● The problem
Go through the entries below and collect each line with the string "secs" in it.

● Materials provided
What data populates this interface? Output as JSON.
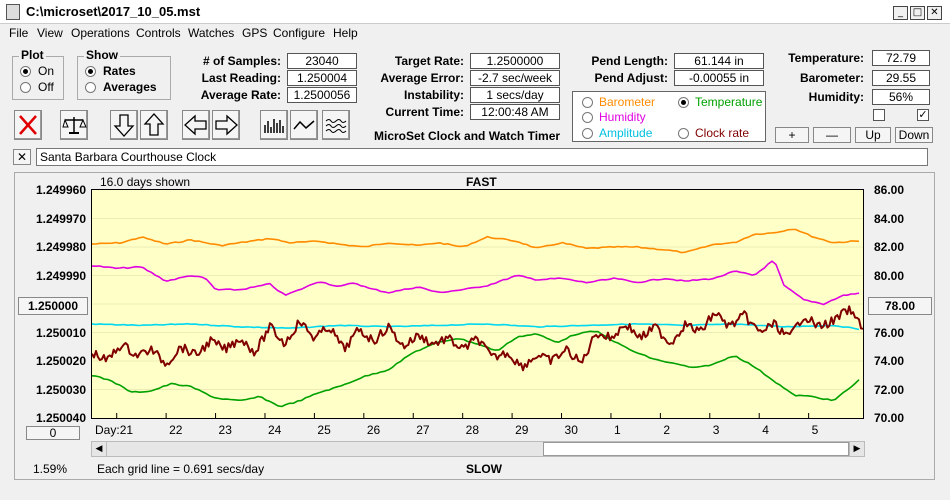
{
  "window": {
    "title": "C:\\microset\\2017_10_05.mst",
    "minimize": "_",
    "maximize": "□",
    "close": "✕"
  },
  "menu": [
    "File",
    "View",
    "Operations",
    "Controls",
    "Watches",
    "GPS",
    "Configure",
    "Help"
  ],
  "plot_group": {
    "title": "Plot",
    "on_label": "On",
    "off_label": "Off",
    "selected": "On"
  },
  "show_group": {
    "title": "Show",
    "rates_label": "Rates",
    "averages_label": "Averages",
    "selected": "Rates"
  },
  "stats": {
    "samples_label": "# of Samples:",
    "samples": "23040",
    "last_reading_label": "Last Reading:",
    "last_reading": "1.250004",
    "average_rate_label": "Average Rate:",
    "average_rate": "1.2500056",
    "target_rate_label": "Target Rate:",
    "target_rate": "1.2500000",
    "average_error_label": "Average Error:",
    "average_error": "-2.7 sec/week",
    "instability_label": "Instability:",
    "instability": "1 secs/day",
    "current_time_label": "Current Time:",
    "current_time": "12:00:48 AM",
    "pend_length_label": "Pend Length:",
    "pend_length": "61.144 in",
    "pend_adjust_label": "Pend Adjust:",
    "pend_adjust": "-0.00055 in",
    "temperature_label": "Temperature:",
    "temperature": "72.79",
    "barometer_label": "Barometer:",
    "barometer": "29.55",
    "humidity_label": "Humidity:",
    "humidity": "56%"
  },
  "app_caption": "MicroSet Clock and Watch Timer",
  "sensors": {
    "barometer": {
      "label": "Barometer",
      "color": "#ff8c00"
    },
    "temperature": {
      "label": "Temperature",
      "color": "#00a000",
      "selected": true
    },
    "humidity": {
      "label": "Humidity",
      "color": "#e000e0"
    },
    "amplitude": {
      "label": "Amplitude",
      "color": "#00c0e0"
    },
    "clock_rate": {
      "label": "Clock rate",
      "color": "#800000"
    }
  },
  "scale_buttons": {
    "plus": "+",
    "minus": "—",
    "up": "Up",
    "down": "Down"
  },
  "clock_name": "Santa Barbara Courthouse Clock",
  "chart_data": {
    "type": "line",
    "top_label": "FAST",
    "bottom_label": "SLOW",
    "days_shown": "16.0 days shown",
    "grid_note": "Each grid line = 0.691 secs/day",
    "percent": "1.59%",
    "x_label": "Day:",
    "x_ticks": [
      "21",
      "22",
      "23",
      "24",
      "25",
      "26",
      "27",
      "28",
      "29",
      "30",
      "1",
      "2",
      "3",
      "4",
      "5"
    ],
    "y_left_ticks": [
      "1.249960",
      "1.249970",
      "1.249980",
      "1.249990",
      "1.250000",
      "1.250010",
      "1.250020",
      "1.250030",
      "1.250040"
    ],
    "y_left_range": [
      1.24996,
      1.25004
    ],
    "y_left_inverted": true,
    "y_left_center_button": "1.250000",
    "y_right_ticks": [
      "86.00",
      "84.00",
      "82.00",
      "80.00",
      "78.00",
      "76.00",
      "74.00",
      "72.00",
      "70.00"
    ],
    "y_right_range": [
      70,
      86
    ],
    "y_right_center_button": "78.00",
    "left_bottom_button": "0",
    "x_range": [
      0,
      15.6
    ],
    "series": [
      {
        "key": "barometer",
        "color": "#ff8c00",
        "axis": "right",
        "points": [
          [
            0,
            82.2
          ],
          [
            0.6,
            82.3
          ],
          [
            1.0,
            82.7
          ],
          [
            1.5,
            82.2
          ],
          [
            2.0,
            82.5
          ],
          [
            2.6,
            82.1
          ],
          [
            3.0,
            82.3
          ],
          [
            3.6,
            82.6
          ],
          [
            4.0,
            82.3
          ],
          [
            4.6,
            82.4
          ],
          [
            5.0,
            82.2
          ],
          [
            5.5,
            82.0
          ],
          [
            6.0,
            82.3
          ],
          [
            6.6,
            82.1
          ],
          [
            7.0,
            82.3
          ],
          [
            7.5,
            82.0
          ],
          [
            8.0,
            82.7
          ],
          [
            8.6,
            82.4
          ],
          [
            9.0,
            81.9
          ],
          [
            9.5,
            82.3
          ],
          [
            10.0,
            81.9
          ],
          [
            10.6,
            82.0
          ],
          [
            11.0,
            82.0
          ],
          [
            11.6,
            81.8
          ],
          [
            12.0,
            81.6
          ],
          [
            12.6,
            82.2
          ],
          [
            13.0,
            82.3
          ],
          [
            13.4,
            82.9
          ],
          [
            13.8,
            83.0
          ],
          [
            14.2,
            83.3
          ],
          [
            14.6,
            82.7
          ],
          [
            15.0,
            82.3
          ],
          [
            15.4,
            82.4
          ],
          [
            15.6,
            82.4
          ]
        ]
      },
      {
        "key": "humidity",
        "color": "#e000e0",
        "axis": "right",
        "points": [
          [
            0,
            80.7
          ],
          [
            0.5,
            80.5
          ],
          [
            1.0,
            80.6
          ],
          [
            1.3,
            80.0
          ],
          [
            1.5,
            79.6
          ],
          [
            2.0,
            80.0
          ],
          [
            2.3,
            79.8
          ],
          [
            2.5,
            79.0
          ],
          [
            3.0,
            79.0
          ],
          [
            3.6,
            79.4
          ],
          [
            3.9,
            78.6
          ],
          [
            4.2,
            79.0
          ],
          [
            4.6,
            79.6
          ],
          [
            5.0,
            79.2
          ],
          [
            5.3,
            79.5
          ],
          [
            5.6,
            79.1
          ],
          [
            6.0,
            78.8
          ],
          [
            6.6,
            79.2
          ],
          [
            7.0,
            78.8
          ],
          [
            7.5,
            79.0
          ],
          [
            8.0,
            79.3
          ],
          [
            8.6,
            80.0
          ],
          [
            9.0,
            79.7
          ],
          [
            9.5,
            79.8
          ],
          [
            10.0,
            79.5
          ],
          [
            10.6,
            79.8
          ],
          [
            11.0,
            79.5
          ],
          [
            11.6,
            79.8
          ],
          [
            12.0,
            79.6
          ],
          [
            12.6,
            79.8
          ],
          [
            13.0,
            80.3
          ],
          [
            13.4,
            80.0
          ],
          [
            13.8,
            81.1
          ],
          [
            14.0,
            79.3
          ],
          [
            14.4,
            78.3
          ],
          [
            14.8,
            78.0
          ],
          [
            15.2,
            78.6
          ],
          [
            15.6,
            78.8
          ]
        ]
      },
      {
        "key": "amplitude",
        "color": "#00d8f0",
        "axis": "right",
        "points": [
          [
            0,
            76.6
          ],
          [
            1.0,
            76.5
          ],
          [
            2.0,
            76.6
          ],
          [
            3.0,
            76.4
          ],
          [
            4.0,
            76.3
          ],
          [
            5.0,
            76.5
          ],
          [
            6.0,
            76.4
          ],
          [
            7.0,
            76.5
          ],
          [
            8.0,
            76.6
          ],
          [
            9.0,
            76.4
          ],
          [
            10.0,
            76.5
          ],
          [
            11.0,
            76.6
          ],
          [
            12.0,
            76.5
          ],
          [
            13.0,
            76.6
          ],
          [
            14.0,
            76.4
          ],
          [
            15.0,
            76.5
          ],
          [
            15.6,
            76.2
          ]
        ]
      },
      {
        "key": "temperature",
        "color": "#00a000",
        "axis": "right",
        "points": [
          [
            0,
            73.0
          ],
          [
            0.4,
            72.6
          ],
          [
            0.8,
            71.8
          ],
          [
            1.2,
            71.9
          ],
          [
            1.6,
            72.4
          ],
          [
            2.0,
            72.2
          ],
          [
            2.5,
            71.4
          ],
          [
            3.0,
            71.2
          ],
          [
            3.4,
            71.5
          ],
          [
            3.8,
            70.8
          ],
          [
            4.2,
            71.2
          ],
          [
            4.6,
            71.8
          ],
          [
            5.0,
            72.2
          ],
          [
            5.5,
            72.9
          ],
          [
            6.0,
            73.4
          ],
          [
            6.5,
            74.6
          ],
          [
            7.0,
            75.3
          ],
          [
            7.4,
            75.6
          ],
          [
            7.8,
            75.2
          ],
          [
            8.2,
            74.7
          ],
          [
            8.6,
            75.7
          ],
          [
            9.0,
            75.9
          ],
          [
            9.4,
            75.3
          ],
          [
            9.8,
            75.9
          ],
          [
            10.2,
            76.1
          ],
          [
            10.6,
            75.3
          ],
          [
            11.0,
            74.6
          ],
          [
            11.4,
            74.1
          ],
          [
            11.8,
            73.8
          ],
          [
            12.2,
            73.5
          ],
          [
            12.6,
            73.8
          ],
          [
            13.0,
            74.4
          ],
          [
            13.4,
            73.6
          ],
          [
            13.8,
            72.6
          ],
          [
            14.2,
            71.6
          ],
          [
            14.6,
            71.5
          ],
          [
            15.0,
            71.2
          ],
          [
            15.4,
            72.3
          ],
          [
            15.6,
            72.9
          ]
        ]
      },
      {
        "key": "clock_rate",
        "color": "#800000",
        "axis": "left",
        "points": [
          [
            0,
            1.250017
          ],
          [
            0.3,
            1.25002
          ],
          [
            0.6,
            1.250014
          ],
          [
            0.9,
            1.250018
          ],
          [
            1.2,
            1.250016
          ],
          [
            1.5,
            1.250021
          ],
          [
            1.8,
            1.250015
          ],
          [
            2.1,
            1.250018
          ],
          [
            2.4,
            1.250013
          ],
          [
            2.7,
            1.250016
          ],
          [
            3.0,
            1.250012
          ],
          [
            3.3,
            1.250017
          ],
          [
            3.6,
            1.250008
          ],
          [
            3.9,
            1.250014
          ],
          [
            4.2,
            1.250006
          ],
          [
            4.5,
            1.250012
          ],
          [
            4.8,
            1.250008
          ],
          [
            5.1,
            1.250016
          ],
          [
            5.4,
            1.250009
          ],
          [
            5.7,
            1.250013
          ],
          [
            6.0,
            1.250008
          ],
          [
            6.3,
            1.250015
          ],
          [
            6.6,
            1.250011
          ],
          [
            6.9,
            1.250014
          ],
          [
            7.2,
            1.250012
          ],
          [
            7.5,
            1.250016
          ],
          [
            7.8,
            1.250012
          ],
          [
            8.1,
            1.250019
          ],
          [
            8.4,
            1.250017
          ],
          [
            8.7,
            1.250022
          ],
          [
            9.0,
            1.250018
          ],
          [
            9.3,
            1.25002
          ],
          [
            9.6,
            1.250016
          ],
          [
            9.9,
            1.250021
          ],
          [
            10.2,
            1.25001
          ],
          [
            10.5,
            1.250012
          ],
          [
            10.8,
            1.250007
          ],
          [
            11.1,
            1.250012
          ],
          [
            11.4,
            1.250008
          ],
          [
            11.7,
            1.250014
          ],
          [
            12.0,
            1.250007
          ],
          [
            12.3,
            1.25001
          ],
          [
            12.6,
            1.250003
          ],
          [
            12.9,
            1.250008
          ],
          [
            13.2,
            1.250004
          ],
          [
            13.5,
            1.25001
          ],
          [
            13.8,
            1.250007
          ],
          [
            14.1,
            1.250012
          ],
          [
            14.4,
            1.250004
          ],
          [
            14.7,
            1.250008
          ],
          [
            15.0,
            1.250006
          ],
          [
            15.3,
            1.250002
          ],
          [
            15.6,
            1.250008
          ]
        ]
      }
    ]
  }
}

● Finished task
    "instability": "1 secs/day",
    "grid_note": "Each grid line = 0.691 secs/day",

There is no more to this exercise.